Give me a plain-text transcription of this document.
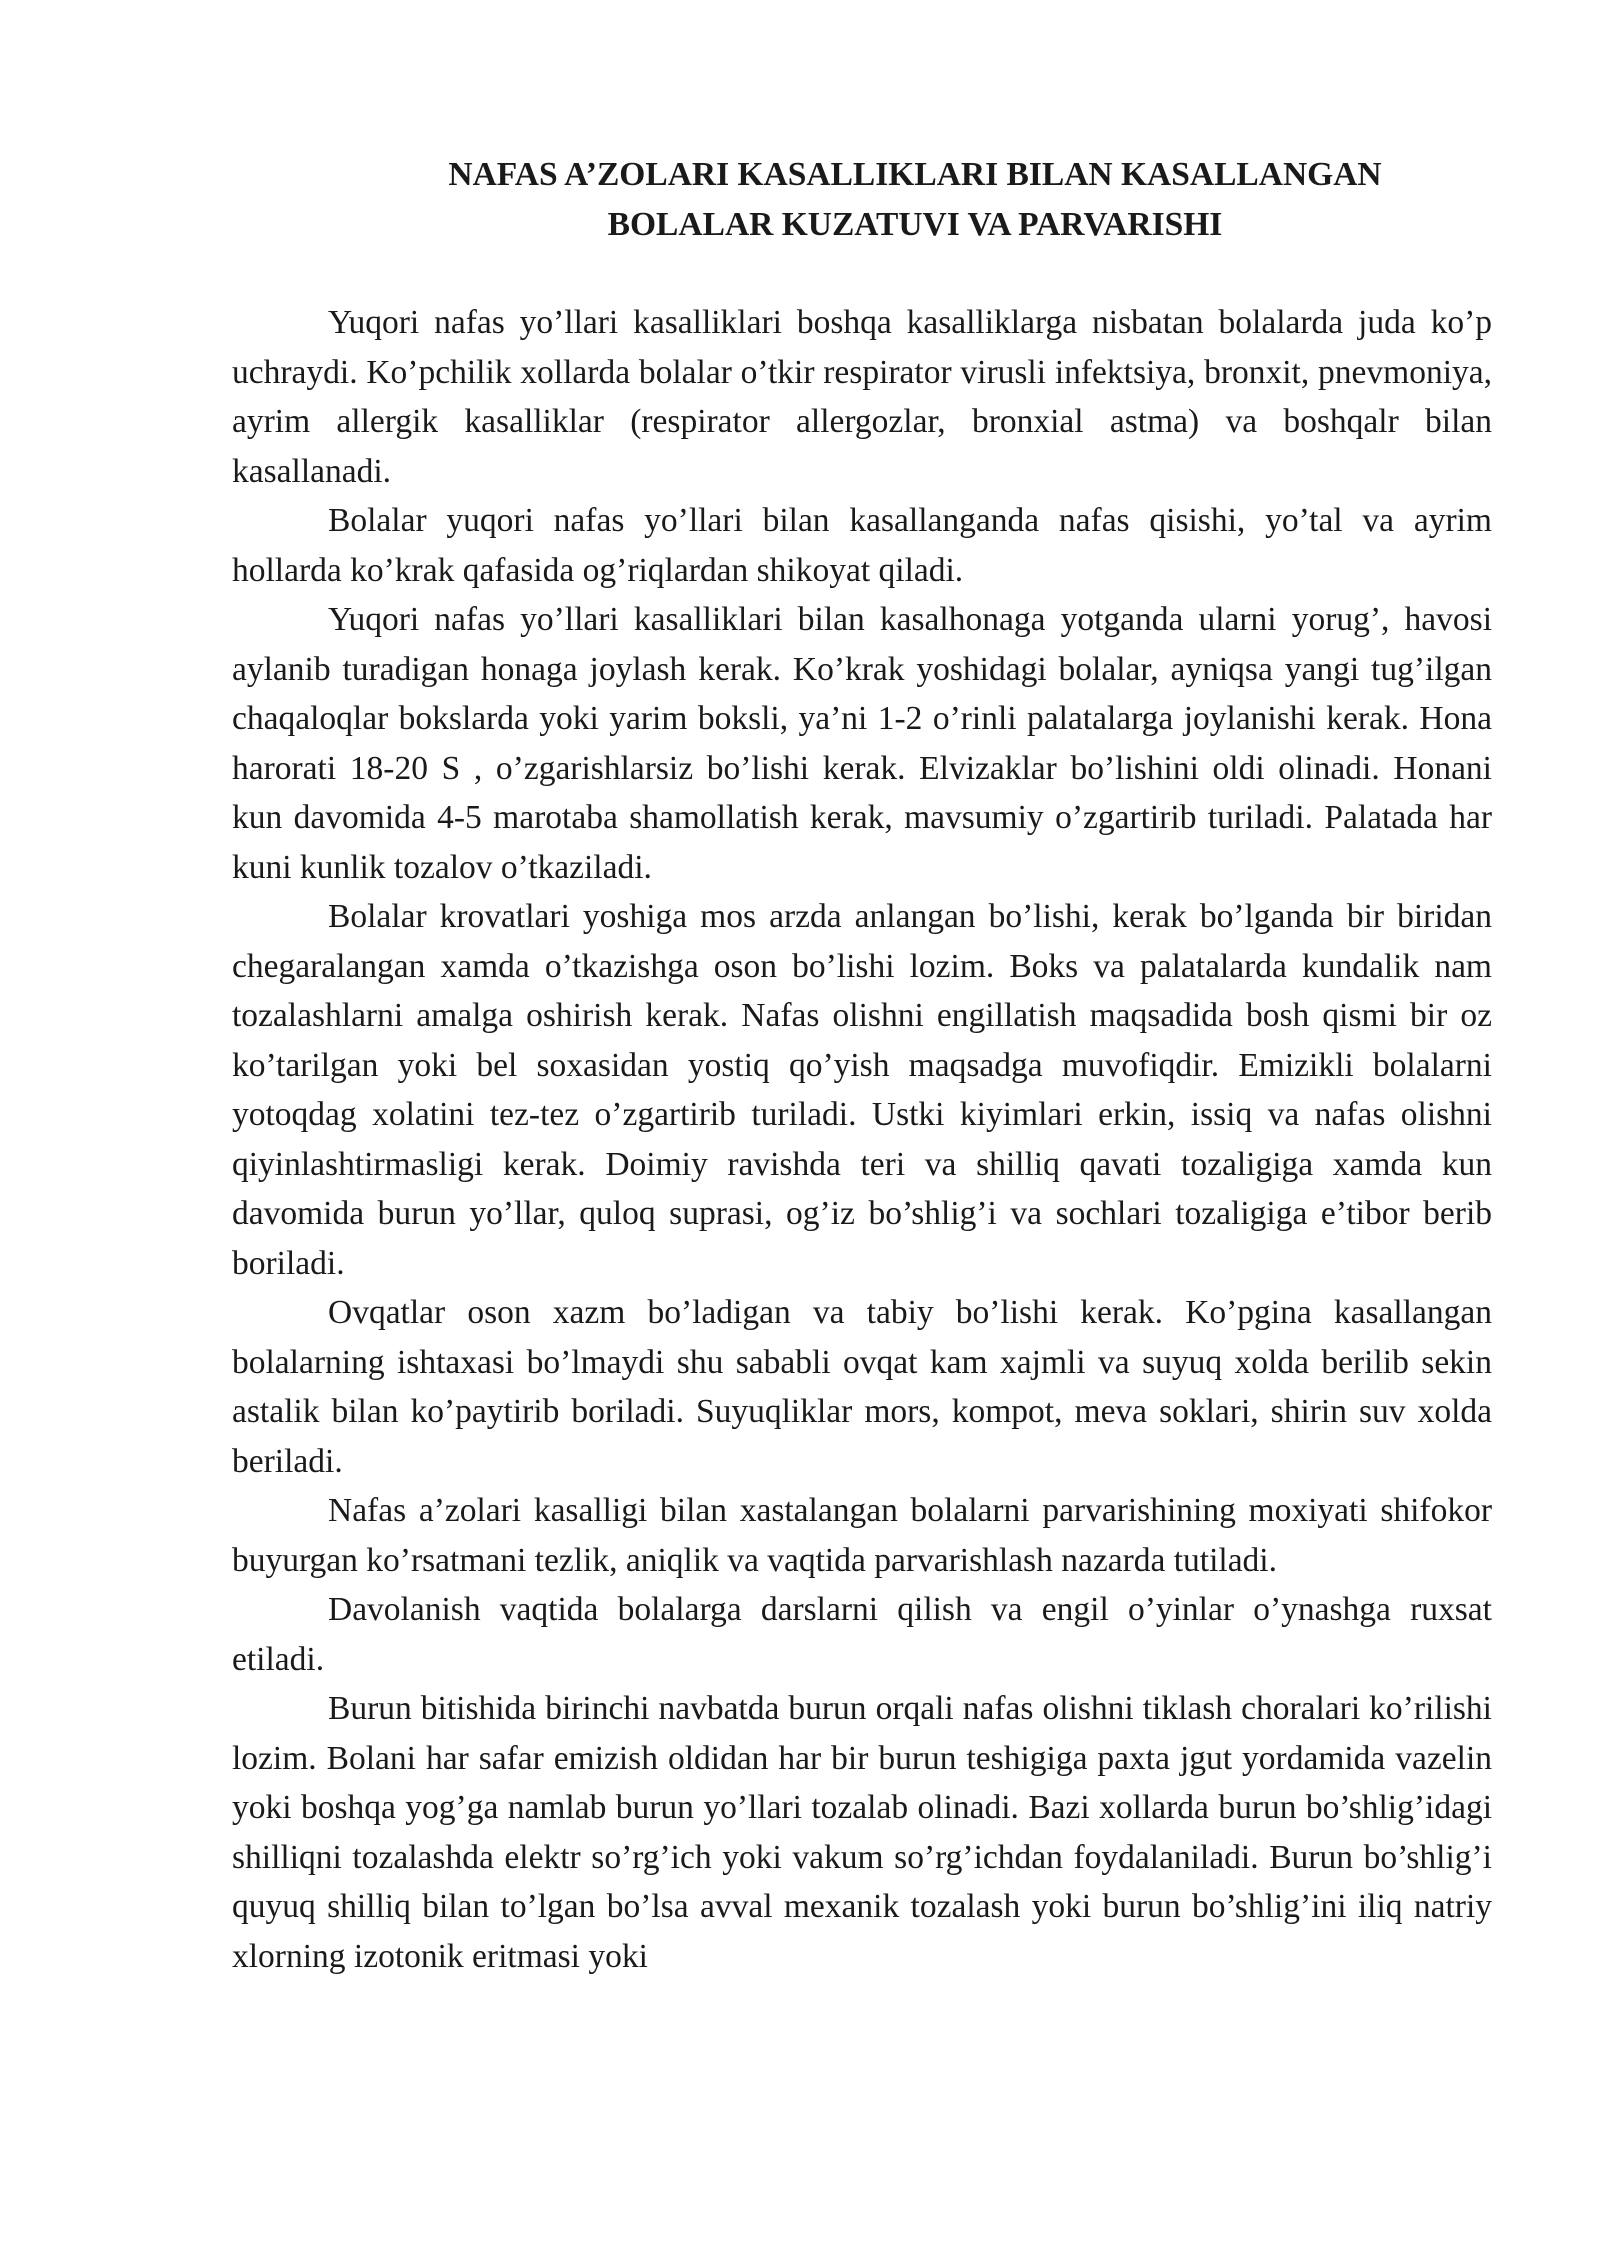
NAFAS A’ZOLARI KASALLIKLARI BILAN KASALLANGAN
BOLALAR KUZATUVI VA PARVARISHI

Yuqori nafas yo’llari kasalliklari boshqa kasalliklarga nisbatan bolalarda juda ko’p uchraydi. Ko’pchilik xollarda bolalar o’tkir respirator virusli infektsiya, bronxit, pnevmoniya, ayrim allergik kasalliklar (respirator allergozlar, bronxial astma) va boshqalr bilan kasallanadi.

Bolalar yuqori nafas yo’llari bilan kasallanganda nafas qisishi, yo’tal va ayrim hollarda ko’krak qafasida og’riqlardan shikoyat qiladi.

Yuqori nafas yo’llari kasalliklari bilan kasalhonaga yotganda ularni yorug’, havosi aylanib turadigan honaga joylash kerak. Ko’krak yoshidagi bolalar, ayniqsa yangi tug’ilgan chaqaloqlar bokslarda yoki yarim boksli, ya’ni 1-2 o’rinli palatalarga joylanishi kerak. Hona harorati 18-20 S , o’zgarishlarsiz bo’lishi kerak. Elvizaklar bo’lishini oldi olinadi. Honani kun davomida 4-5 marotaba shamollatish kerak, mavsumiy o’zgartirib turiladi. Palatada har kuni kunlik tozalov o’tkaziladi.

Bolalar krovatlari yoshiga mos arzda anlangan bo’lishi, kerak bo’lganda bir biridan chegaralangan xamda o’tkazishga oson bo’lishi lozim. Boks va palatalarda kundalik nam tozalashlarni amalga oshirish kerak. Nafas olishni engillatish maqsadida bosh qismi bir oz ko’tarilgan yoki bel soxasidan yostiq qo’yish maqsadga muvofiqdir. Emizikli bolalarni yotoqdag xolatini tez-tez o’zgartirib turiladi. Ustki kiyimlari erkin, issiq va nafas olishni qiyinlashtirmasligi kerak. Doimiy ravishda teri va shilliq qavati tozaligiga xamda kun davomida burun yo’llar, quloq suprasi, og’iz bo’shlig’i va sochlari tozaligiga e’tibor berib boriladi.

Ovqatlar oson xazm bo’ladigan va tabiy bo’lishi kerak. Ko’pgina kasallangan bolalarning ishtaxasi bo’lmaydi shu sababli ovqat kam xajmli va suyuq xolda berilib sekin astalik bilan ko’paytirib boriladi. Suyuqliklar mors, kompot, meva soklari, shirin suv xolda beriladi.

Nafas a’zolari kasalligi bilan xastalangan bolalarni parvarishining moxiyati shifokor buyurgan ko’rsatmani tezlik, aniqlik va vaqtida parvarishlash nazarda tutiladi.

Davolanish vaqtida bolalarga darslarni qilish va engil o’yinlar o’ynashga ruxsat etiladi.

Burun bitishida birinchi navbatda burun orqali nafas olishni tiklash choralari ko’rilishi lozim. Bolani har safar emizish oldidan har bir burun teshigiga paxta jgut yordamida vazelin yoki boshqa yog’ga namlab burun yo’llari tozalab olinadi. Bazi xollarda burun bo’shlig’idagi shilliqni tozalashda elektr so’rg’ich yoki vakum so’rg’ichdan foydalaniladi. Burun bo’shlig’i quyuq shilliq bilan to’lgan bo’lsa avval mexanik tozalash yoki burun bo’shlig’ini iliq natriy xlorning izotonik eritmasi yoki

=======

= Activity =
Please go through the material and return each line where the word "ayrim" appears.

= Solution to this exercise =
Yuqori nafas yo’llari kasalliklari boshqa kasalliklarga nisbatan bolalarda juda ko’p uchraydi. Ko’pchilik xollarda bolalar o’tkir respirator virusli infektsiya, bronxit, pnevmoniya, ayrim allergik kasalliklar (respirator allergozlar, bronxial astma) va boshqalr bilan kasallanadi.
Bolalar yuqori nafas yo’llari bilan kasallanganda nafas qisishi, yo’tal va ayrim hollarda ko’krak qafasida og’riqlardan shikoyat qiladi.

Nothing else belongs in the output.